Report how many lines contain "home". The answer is a single number.

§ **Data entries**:
┄┄┄┄┄┄┄┄┄┄

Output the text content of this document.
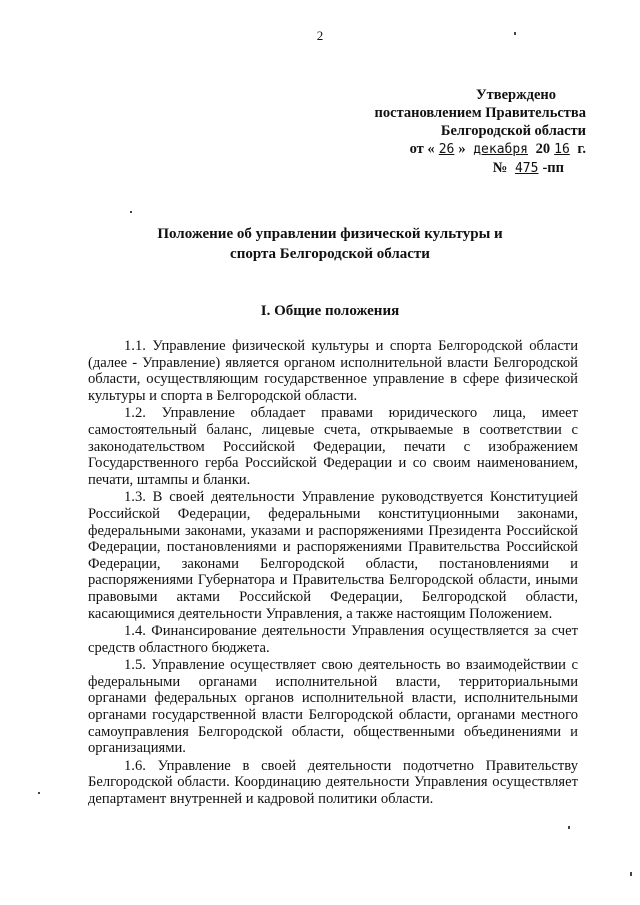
2
Утверждено
постановлением Правительства
Белгородской области
от « 26 » декабря 20 16 г.
№ 475 -пп
Положение об управлении физической культуры и
спорта Белгородской области
I. Общие положения

1.1. Управление физической культуры и спорта Белгородской области (далее - Управление) является органом исполнительной власти Белгородской области, осуществляющим государственное управление в сфере физической культуры и спорта в Белгородской области.

1.2. Управление обладает правами юридического лица, имеет самостоятельный баланс, лицевые счета, открываемые в соответствии с законодательством Российской Федерации, печати с изображением Государственного герба Российской Федерации и со своим наименованием, печати, штампы и бланки.

1.3. В своей деятельности Управление руководствуется Конституцией Российской Федерации, федеральными конституционными законами, федеральными законами, указами и распоряжениями Президента Российской Федерации, постановлениями и распоряжениями Правительства Российской Федерации, законами Белгородской области, постановлениями и распоряжениями Губернатора и Правительства Белгородской области, иными правовыми актами Российской Федерации, Белгородской области, касающимися деятельности Управления, а также настоящим Положением.

1.4. Финансирование деятельности Управления осуществляется за счет средств областного бюджета.

1.5. Управление осуществляет свою деятельность во взаимодействии с федеральными органами исполнительной власти, территориальными органами федеральных органов исполнительной власти, исполнительными органами государственной власти Белгородской области, органами местного самоуправления Белгородской области, общественными объединениями и организациями.

1.6. Управление в своей деятельности подотчетно Правительству Белгородской области. Координацию деятельности Управления осуществляет департамент внутренней и кадровой политики области.
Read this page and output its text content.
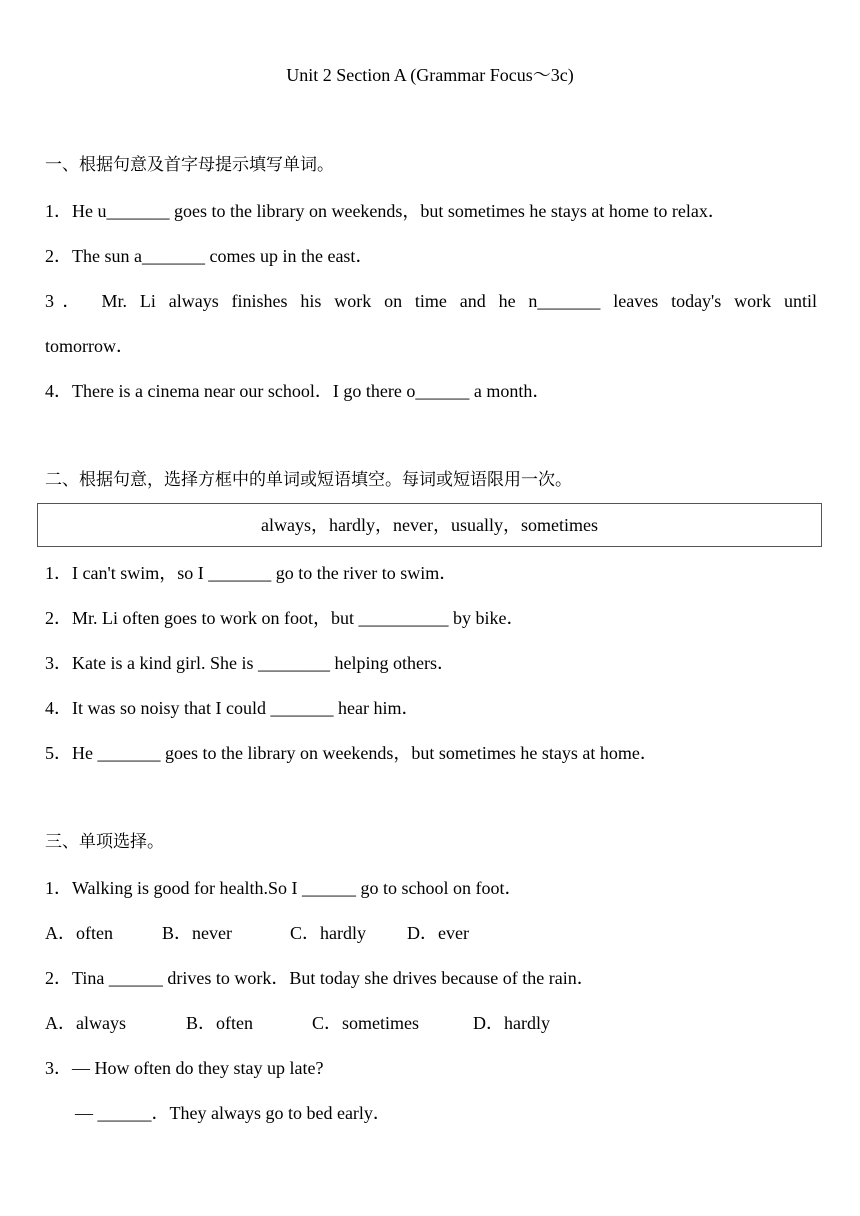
Unit 2 Section A (Grammar Focus～3c)
一、根据句意及首字母提示填写单词。
1．He u_______ goes to the library on weekends，but sometimes he stays at home to relax．
2．The sun a_______ comes up in the east．
3． Mr. Li always finishes his work on time and he n_______ leaves today's work until
tomorrow．
4．There is a cinema near our school．I go there o______ a month．
二、根据句意，选择方框中的单词或短语填空。每词或短语限用一次。
always，hardly，never，usually，sometimes
1．I can't swim，so I _______ go to the river to swim．
2．Mr. Li often goes to work on foot，but __________ by bike．
3．Kate is a kind girl. She is ________ helping others．
4．It was so noisy that I could _______ hear him．
5．He _______ goes to the library on weekends，but sometimes he stays at home．
三、单项选择。
1．Walking is good for health.So I ______ go to school on foot．
A．often	B．never	C．hardly D．ever
2．Tina ______ drives to work．But today she drives because of the rain．
A．always	B．often	C．sometimes	D．hardly
3．— How often do they stay up late?
— ______．They always go to bed early．
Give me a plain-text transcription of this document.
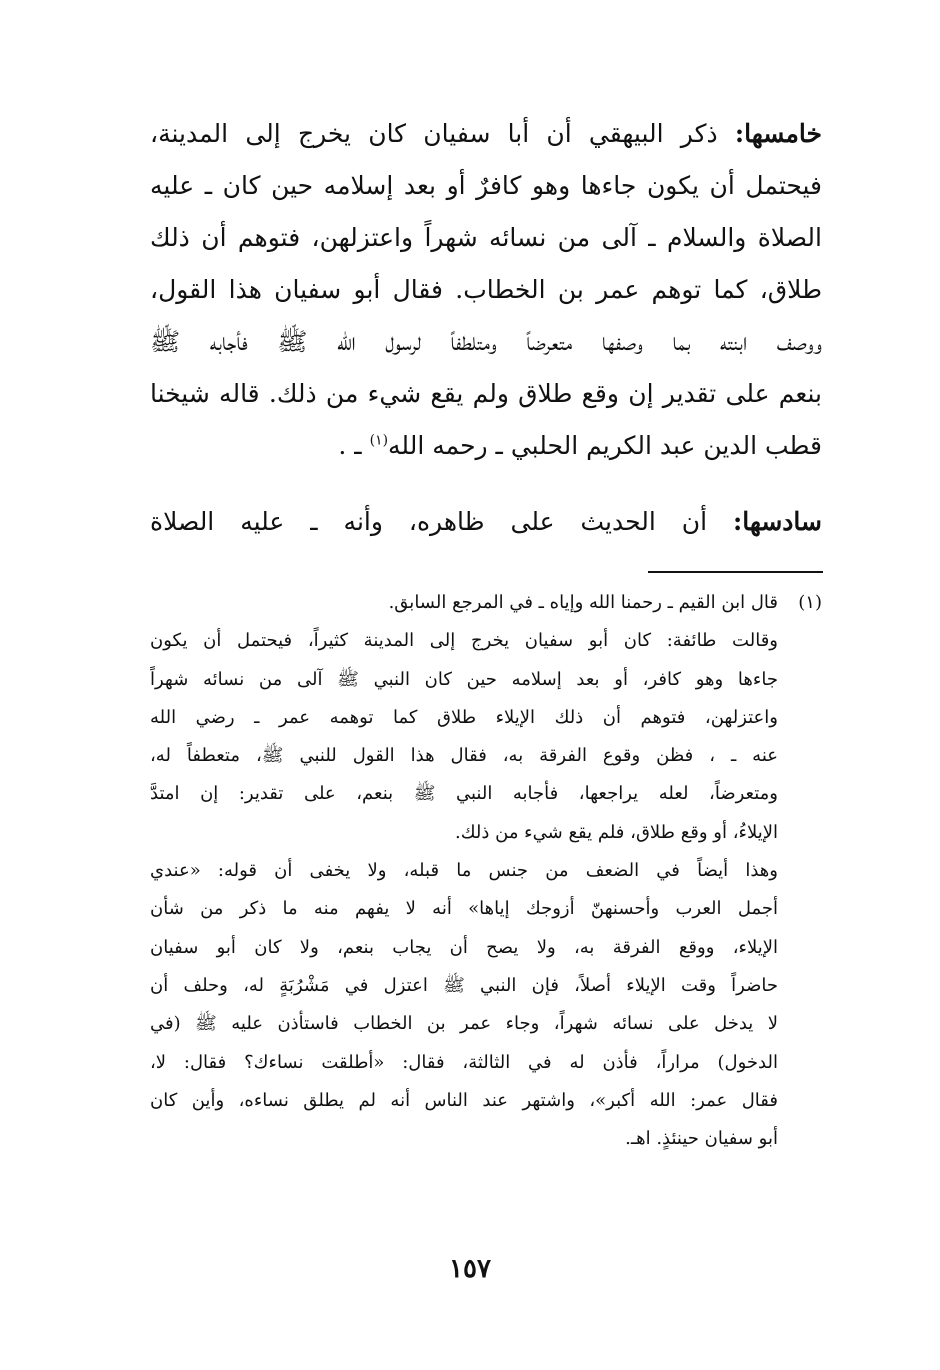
خامسها: ذكر البيهقي أن أبا سفيان كان يخرج إلى المدينة،
فيحتمل أن يكون جاءها وهو كافرٌ أو بعد إسلامه حين كان ـ عليه
الصلاة والسلام ـ آلى من نسائه شهراً واعتزلهن، فتوهم أن ذلك
طلاق، كما توهم عمر بن الخطاب. فقال أبو سفيان هذا القول،
ووصف ابنته بما وصفها متعرضاً ومتلطفاً لرسول الله ﷺ فأجابه ﷺ
بنعم على تقدير إن وقع طلاق ولم يقع شيء من ذلك. قاله شيخنا
قطب الدين عبد الكريم الحلبي ـ رحمه الله$^{(١)}$ ـ .
سادسها: أن الحديث على ظاهره، وأنه ـ عليه الصلاة
(١)قال ابن القيم ـ رحمنا الله وإياه ـ في المرجع السابق.
وقالت طائفة: كان أبو سفيان يخرج إلى المدينة كثيراً، فيحتمل أن يكون
جاءها وهو كافر، أو بعد إسلامه حين كان النبي ﷺ آلى من نسائه شهراً
واعتزلهن، فتوهم أن ذلك الإيلاء طلاق كما توهمه عمر ـ رضي الله
عنه ـ ، فظن وقوع الفرقة به، فقال هذا القول للنبي ﷺ، متعطفاً له،
ومتعرضاً، لعله يراجعها، فأجابه النبي ﷺ بنعم، على تقدير: إن امتدَّ
الإيلاءُ، أو وقع طلاق، فلم يقع شيء من ذلك.
وهذا أيضاً في الضعف من جنس ما قبله، ولا يخفى أن قوله: «عندي
أجمل العرب وأحسنهنّ أزوجك إياها» أنه لا يفهم منه ما ذكر من شأن
الإيلاء، ووقع الفرقة به، ولا يصح أن يجاب بنعم، ولا كان أبو سفيان
حاضراً وقت الإيلاء أصلاً، فإن النبي ﷺ اعتزل في مَشْرُبَةٍ له، وحلف أن
لا يدخل على نسائه شهراً، وجاء عمر بن الخطاب فاستأذن عليه ﷺ (في
الدخول) مراراً، فأذن له في الثالثة، فقال: «أطلقت نساءك؟ فقال: لا،
فقال عمر: الله أكبر»، واشتهر عند الناس أنه لم يطلق نساءه، وأين كان
أبو سفيان حينئذٍ. اهـ.
١٥٧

┄┄┄┄┄┄┄┄┄┄

§ **REPLY TO THE TASK**:
2